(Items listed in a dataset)
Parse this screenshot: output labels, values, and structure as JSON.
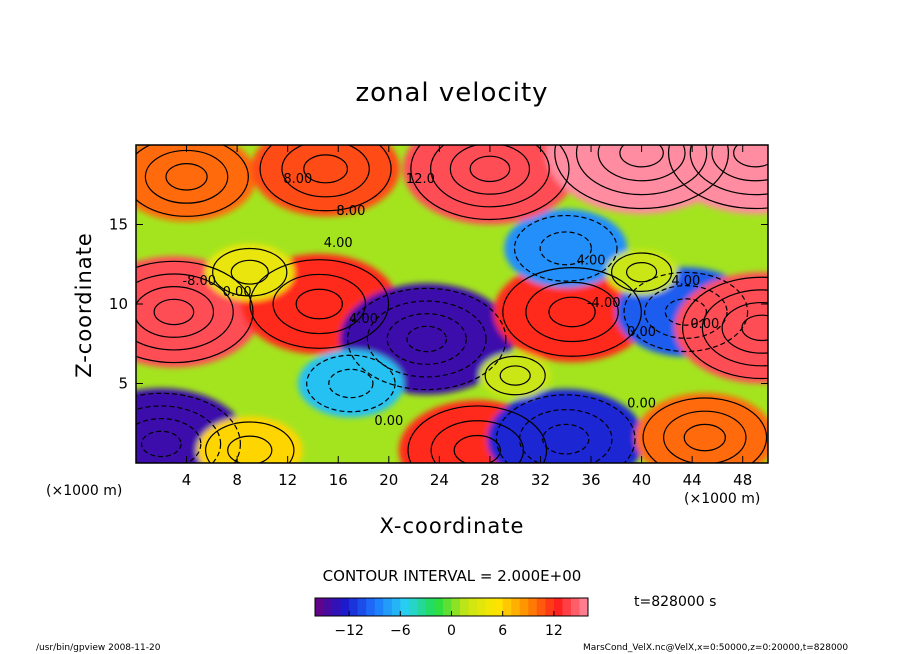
{
  "chart_data": {
    "type": "heatmap",
    "title": "zonal velocity",
    "xlabel": "X-coordinate",
    "ylabel": "Z-coordinate",
    "x_unit": "(×1000 m)",
    "xlim": [
      0,
      50
    ],
    "ylim": [
      0,
      20
    ],
    "x_ticks": [
      4,
      8,
      12,
      16,
      20,
      24,
      28,
      32,
      36,
      40,
      44,
      48
    ],
    "y_ticks": [
      5,
      10,
      15
    ],
    "contour_interval": "CONTOUR INTERVAL = 2.000E+00",
    "contour_labels": [
      "8.00",
      "12.0",
      "8.00",
      "4.00",
      "-8.00",
      "0.00",
      "4.00",
      "0.00",
      "4.00",
      "-4.00",
      "0.00",
      "4.00",
      "0.00",
      "0.00"
    ],
    "colorbar": {
      "range": [
        -16,
        16
      ],
      "ticks": [
        -12,
        -6,
        0,
        6,
        12
      ],
      "colors": [
        "#6a0080",
        "#1a1acd",
        "#1e78ff",
        "#28d2f0",
        "#22dd44",
        "#c8e614",
        "#ffe600",
        "#ff8c00",
        "#ff1e1e",
        "#ff8ca0"
      ]
    },
    "annotation": "t=828000 s",
    "footer_left": "/usr/bin/gpview  2008-11-20",
    "footer_right": "MarsCond_VelX.nc@VelX,x=0:50000,z=0:20000,t=828000",
    "field_features": [
      {
        "x": 3,
        "z": 9.5,
        "value": 14
      },
      {
        "x": 2,
        "z": 1.2,
        "value": -14
      },
      {
        "x": 9,
        "z": 0.8,
        "value": 6
      },
      {
        "x": 14.5,
        "z": 10,
        "value": 12
      },
      {
        "x": 23,
        "z": 7.8,
        "value": -14
      },
      {
        "x": 17,
        "z": 5,
        "value": -6
      },
      {
        "x": 27,
        "z": 0.8,
        "value": 12
      },
      {
        "x": 34.5,
        "z": 9.5,
        "value": 12
      },
      {
        "x": 34,
        "z": 13.5,
        "value": -8
      },
      {
        "x": 34,
        "z": 1.5,
        "value": -12
      },
      {
        "x": 43.5,
        "z": 9.5,
        "value": -10
      },
      {
        "x": 45,
        "z": 1.6,
        "value": 10
      },
      {
        "x": 49.5,
        "z": 8.5,
        "value": 14
      },
      {
        "x": 30,
        "z": 5.5,
        "value": 2
      },
      {
        "x": 9,
        "z": 12,
        "value": 4
      },
      {
        "x": 40,
        "z": 12,
        "value": 2
      },
      {
        "x": 4,
        "z": 18,
        "value": 10
      },
      {
        "x": 15,
        "z": 18.5,
        "value": 11
      },
      {
        "x": 28,
        "z": 18.5,
        "value": 14
      },
      {
        "x": 40,
        "z": 19.5,
        "value": 16
      },
      {
        "x": 49,
        "z": 19.5,
        "value": 16
      }
    ]
  }
}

# [Written task]
Collect each line holding the string "coordinate".

# [Answer to the task]
    "xlabel": "X-coordinate",
    "ylabel": "Z-coordinate",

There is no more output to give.